* BEGIN *
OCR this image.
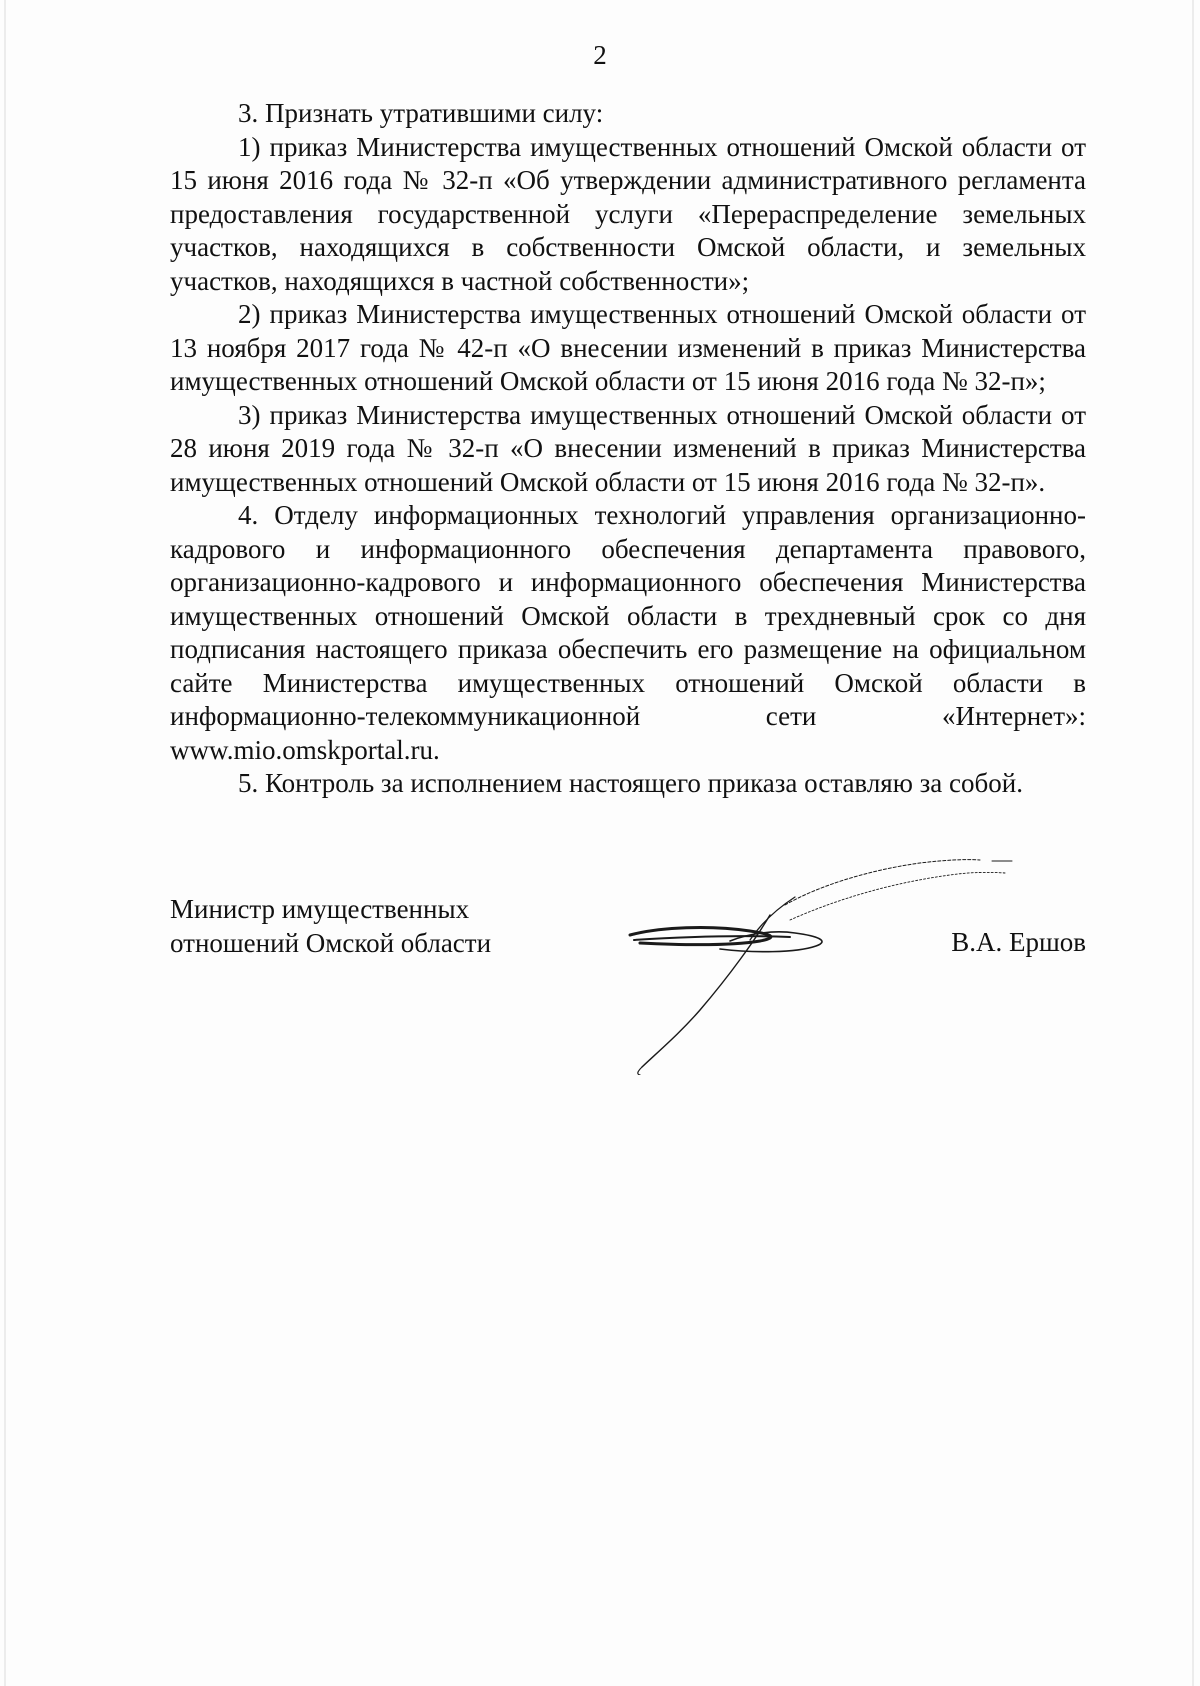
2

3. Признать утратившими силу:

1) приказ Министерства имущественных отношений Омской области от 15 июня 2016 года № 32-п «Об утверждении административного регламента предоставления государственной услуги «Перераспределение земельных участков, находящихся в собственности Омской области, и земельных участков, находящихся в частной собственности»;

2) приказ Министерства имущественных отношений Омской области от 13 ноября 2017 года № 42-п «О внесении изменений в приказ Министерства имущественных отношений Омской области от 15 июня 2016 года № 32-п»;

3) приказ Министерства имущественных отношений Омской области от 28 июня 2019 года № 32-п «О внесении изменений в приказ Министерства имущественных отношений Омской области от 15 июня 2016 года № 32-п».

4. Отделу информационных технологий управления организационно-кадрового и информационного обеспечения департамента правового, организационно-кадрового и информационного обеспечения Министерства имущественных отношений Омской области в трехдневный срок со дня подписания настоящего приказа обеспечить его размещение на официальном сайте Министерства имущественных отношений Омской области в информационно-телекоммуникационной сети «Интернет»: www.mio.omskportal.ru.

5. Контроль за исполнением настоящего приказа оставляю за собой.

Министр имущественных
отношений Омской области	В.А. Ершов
* END *
• Direction
Which lines above hold the word "настоящего"? Copy each of them.

• Expected output
4. Отделу информационных технологий управления организационно-кадрового и информационного обеспечения департамента правового, организационно-кадрового и информационного обеспечения Министерства имущественных отношений Омской области в трехдневный срок со дня подписания настоящего приказа обеспечить его размещение на официальном сайте Министерства имущественных отношений Омской области в информационно-телекоммуникационной сети «Интернет»: www.mio.omskportal.ru.
5. Контроль за исполнением настоящего приказа оставляю за собой.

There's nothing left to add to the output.